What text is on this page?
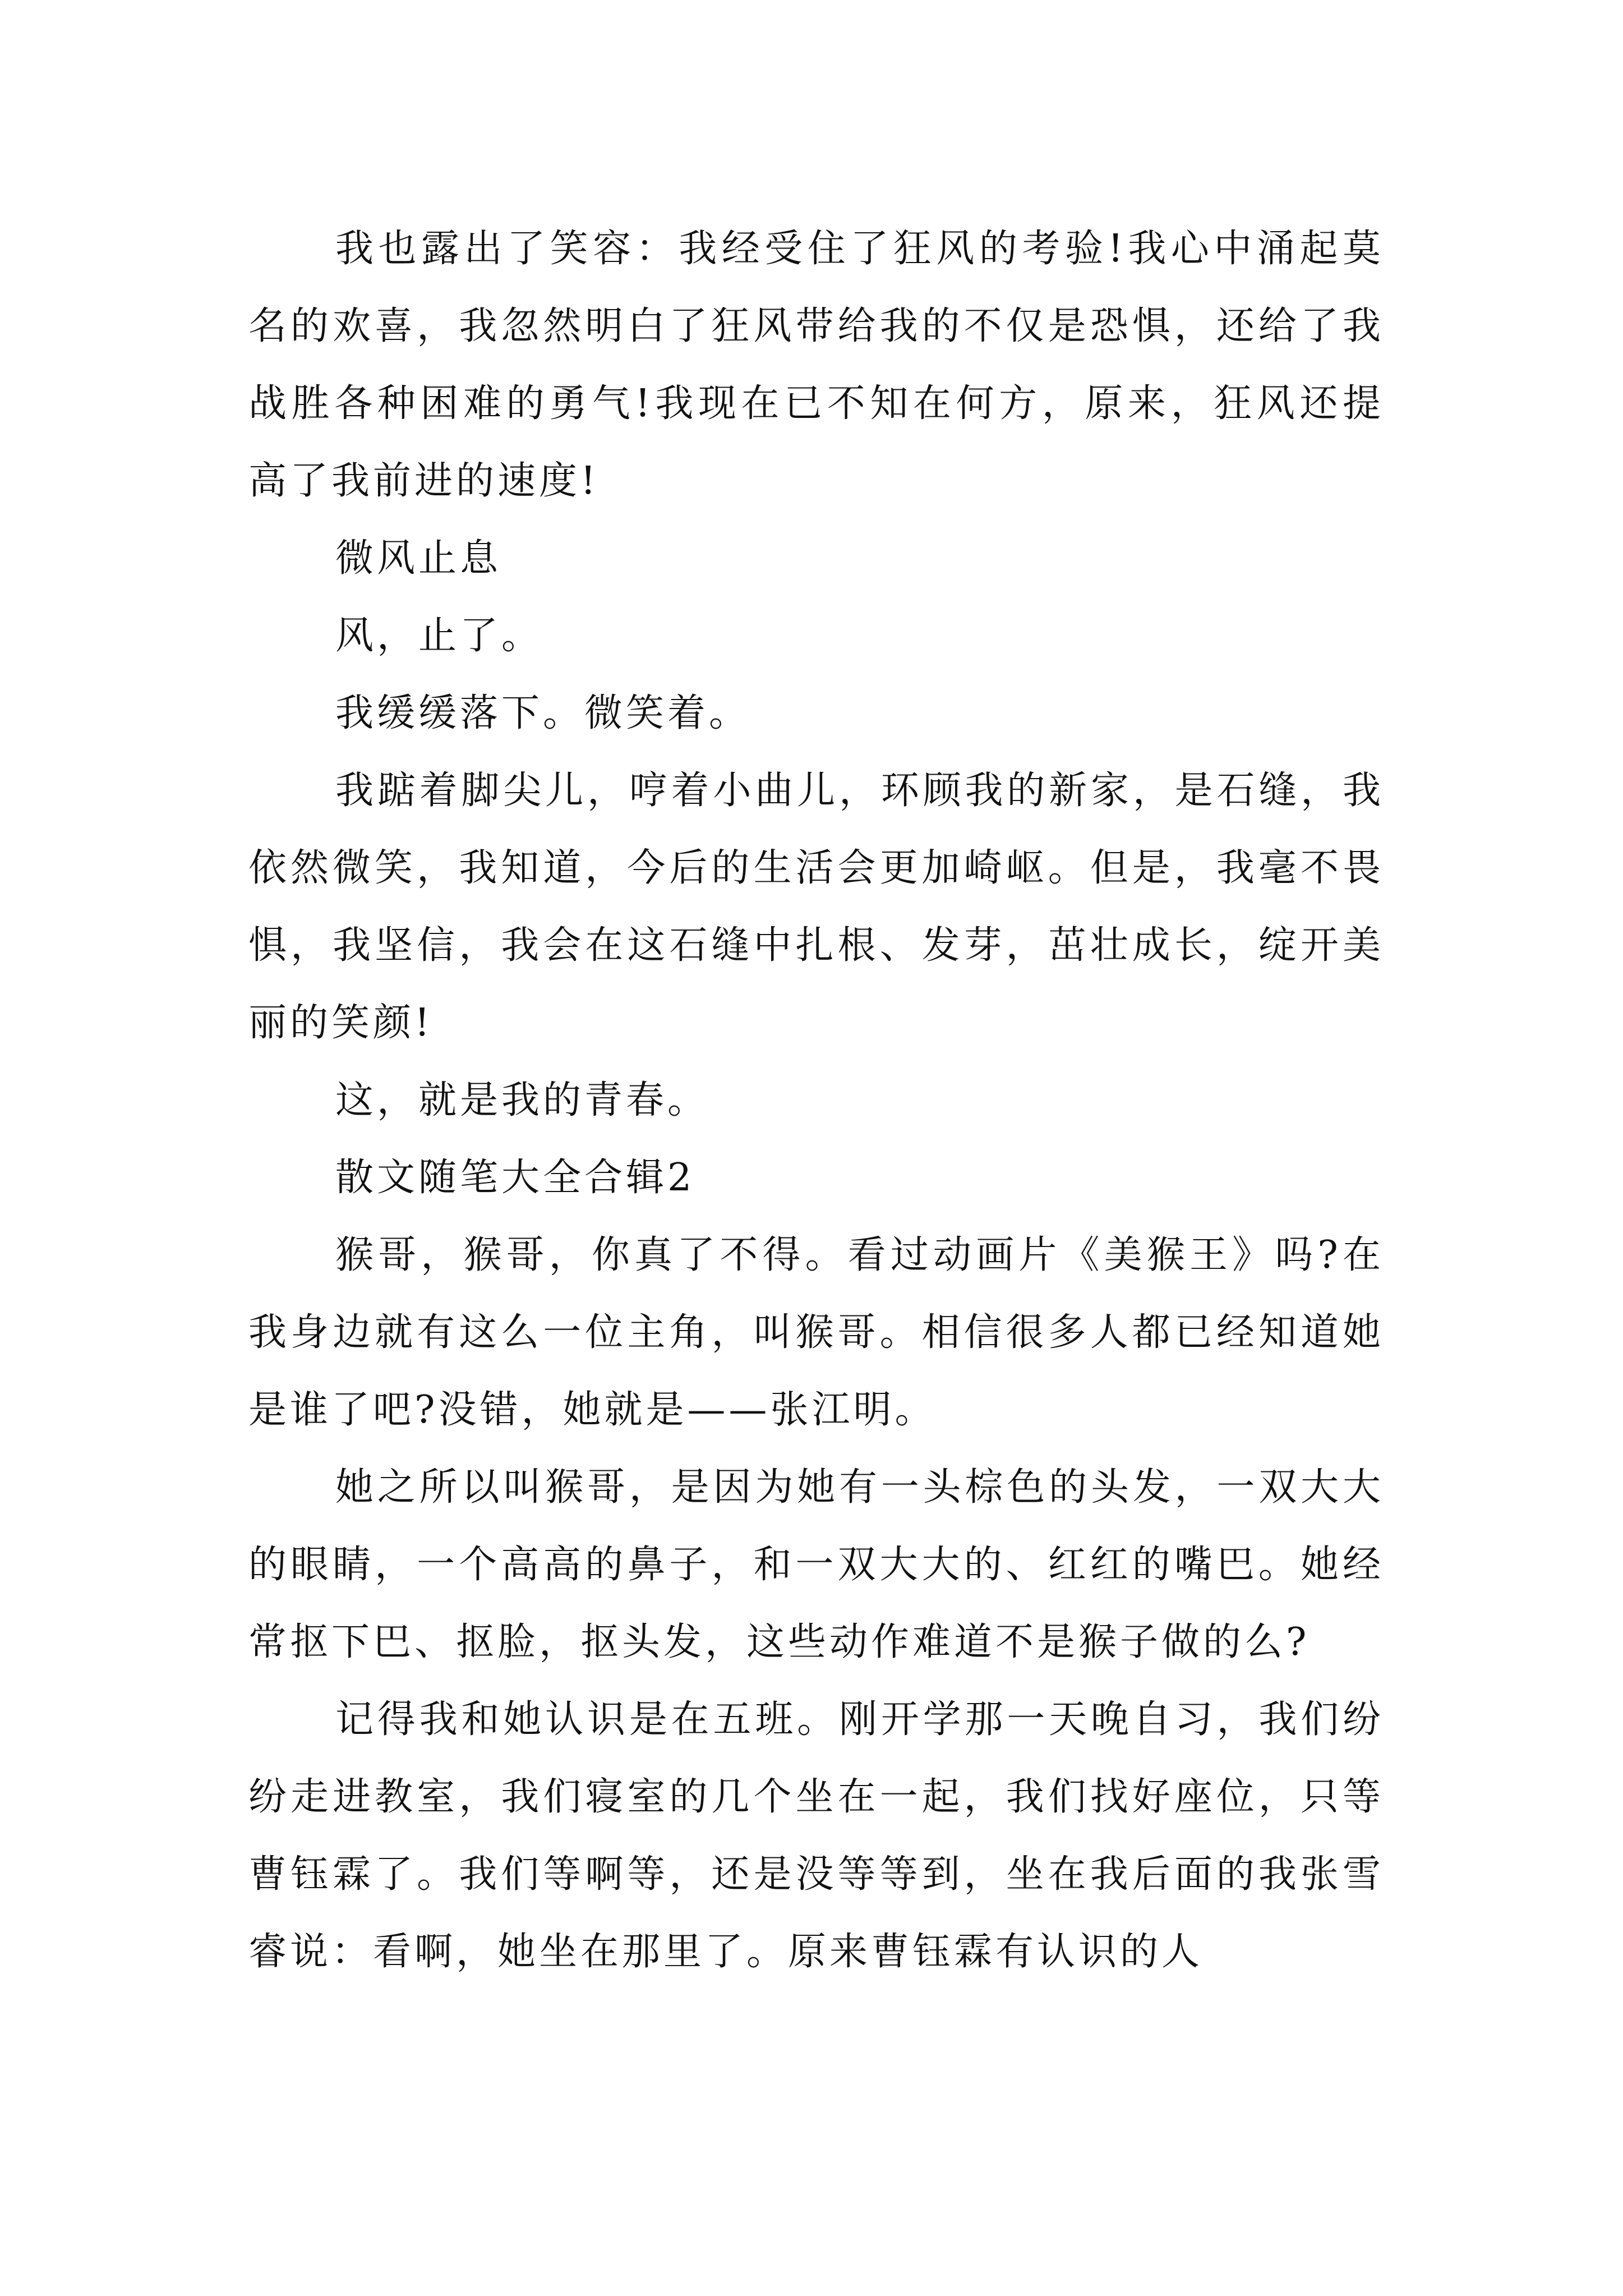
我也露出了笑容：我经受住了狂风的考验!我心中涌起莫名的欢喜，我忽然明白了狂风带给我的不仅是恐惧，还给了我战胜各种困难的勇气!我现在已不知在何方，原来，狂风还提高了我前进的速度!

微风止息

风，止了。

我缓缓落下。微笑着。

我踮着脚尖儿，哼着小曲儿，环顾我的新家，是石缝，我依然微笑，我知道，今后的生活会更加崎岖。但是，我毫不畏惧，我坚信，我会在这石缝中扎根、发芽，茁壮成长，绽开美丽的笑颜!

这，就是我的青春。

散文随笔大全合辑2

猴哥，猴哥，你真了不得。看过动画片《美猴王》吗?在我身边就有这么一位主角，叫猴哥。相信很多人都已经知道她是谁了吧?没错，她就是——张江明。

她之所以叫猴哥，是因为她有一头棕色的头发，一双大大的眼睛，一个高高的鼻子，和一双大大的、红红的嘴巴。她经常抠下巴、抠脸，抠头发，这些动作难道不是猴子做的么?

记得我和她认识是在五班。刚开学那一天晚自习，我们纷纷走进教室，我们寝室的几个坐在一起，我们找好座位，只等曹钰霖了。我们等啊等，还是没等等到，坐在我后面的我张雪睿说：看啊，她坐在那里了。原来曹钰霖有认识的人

* * *

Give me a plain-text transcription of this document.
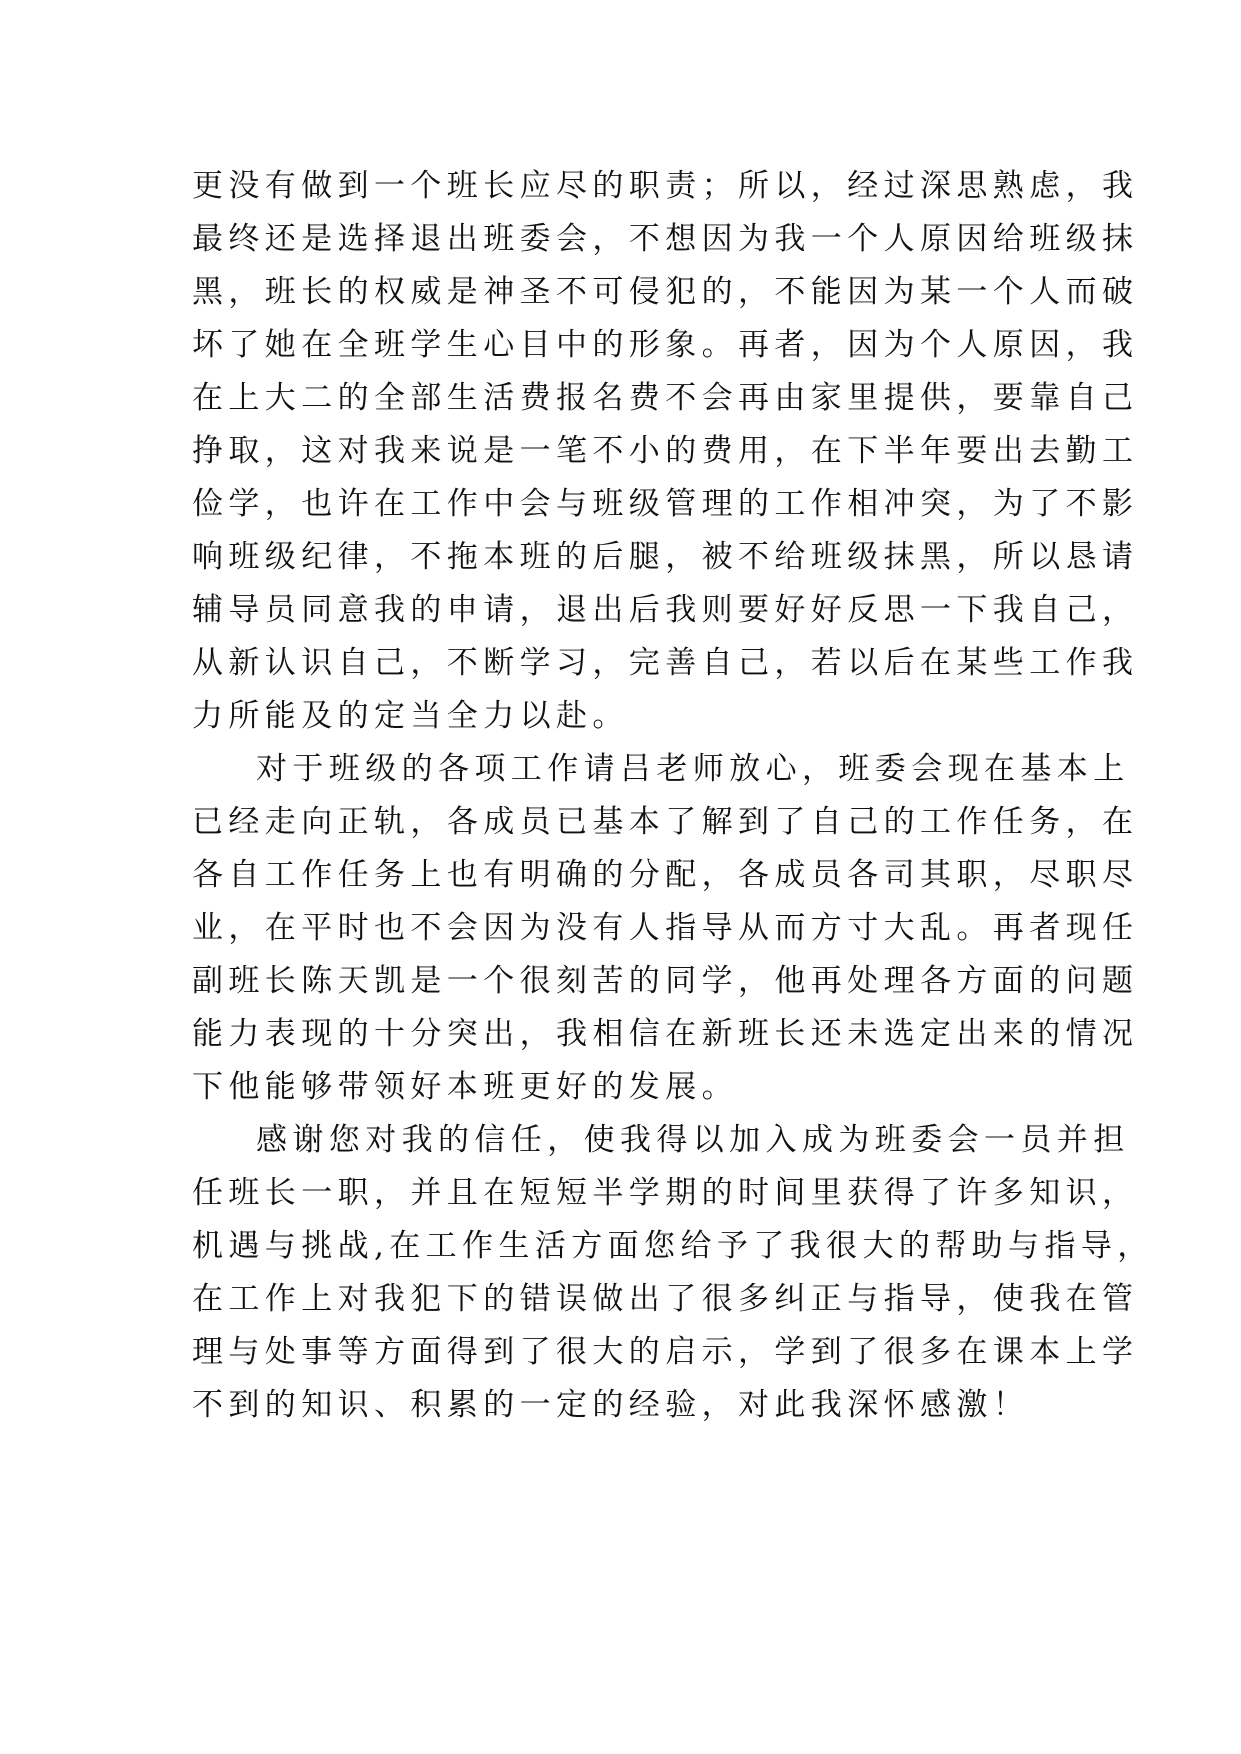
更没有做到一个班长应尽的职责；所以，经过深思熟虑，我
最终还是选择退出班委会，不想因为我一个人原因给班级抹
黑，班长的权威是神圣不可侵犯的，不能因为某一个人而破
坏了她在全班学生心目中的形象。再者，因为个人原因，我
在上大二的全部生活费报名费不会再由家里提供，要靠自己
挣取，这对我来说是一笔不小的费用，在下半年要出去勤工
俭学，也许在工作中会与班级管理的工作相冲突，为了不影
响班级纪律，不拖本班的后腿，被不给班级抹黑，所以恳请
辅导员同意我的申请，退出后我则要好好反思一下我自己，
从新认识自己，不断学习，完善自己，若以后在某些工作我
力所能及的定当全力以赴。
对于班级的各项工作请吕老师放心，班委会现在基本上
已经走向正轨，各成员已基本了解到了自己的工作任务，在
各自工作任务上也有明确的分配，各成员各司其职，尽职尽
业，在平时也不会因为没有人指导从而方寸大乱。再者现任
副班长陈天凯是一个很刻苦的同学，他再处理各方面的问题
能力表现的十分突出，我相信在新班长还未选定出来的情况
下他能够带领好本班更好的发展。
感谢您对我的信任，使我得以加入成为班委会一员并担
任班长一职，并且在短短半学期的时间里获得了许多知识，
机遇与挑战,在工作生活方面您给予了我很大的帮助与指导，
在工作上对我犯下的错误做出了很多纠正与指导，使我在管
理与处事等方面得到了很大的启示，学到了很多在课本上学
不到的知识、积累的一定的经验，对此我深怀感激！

The exercise: Check each line of the entries for the string "text". Copy the lines that have it.

Completed exercise:
What text is on this page?
Give me a plain-text transcription of this document.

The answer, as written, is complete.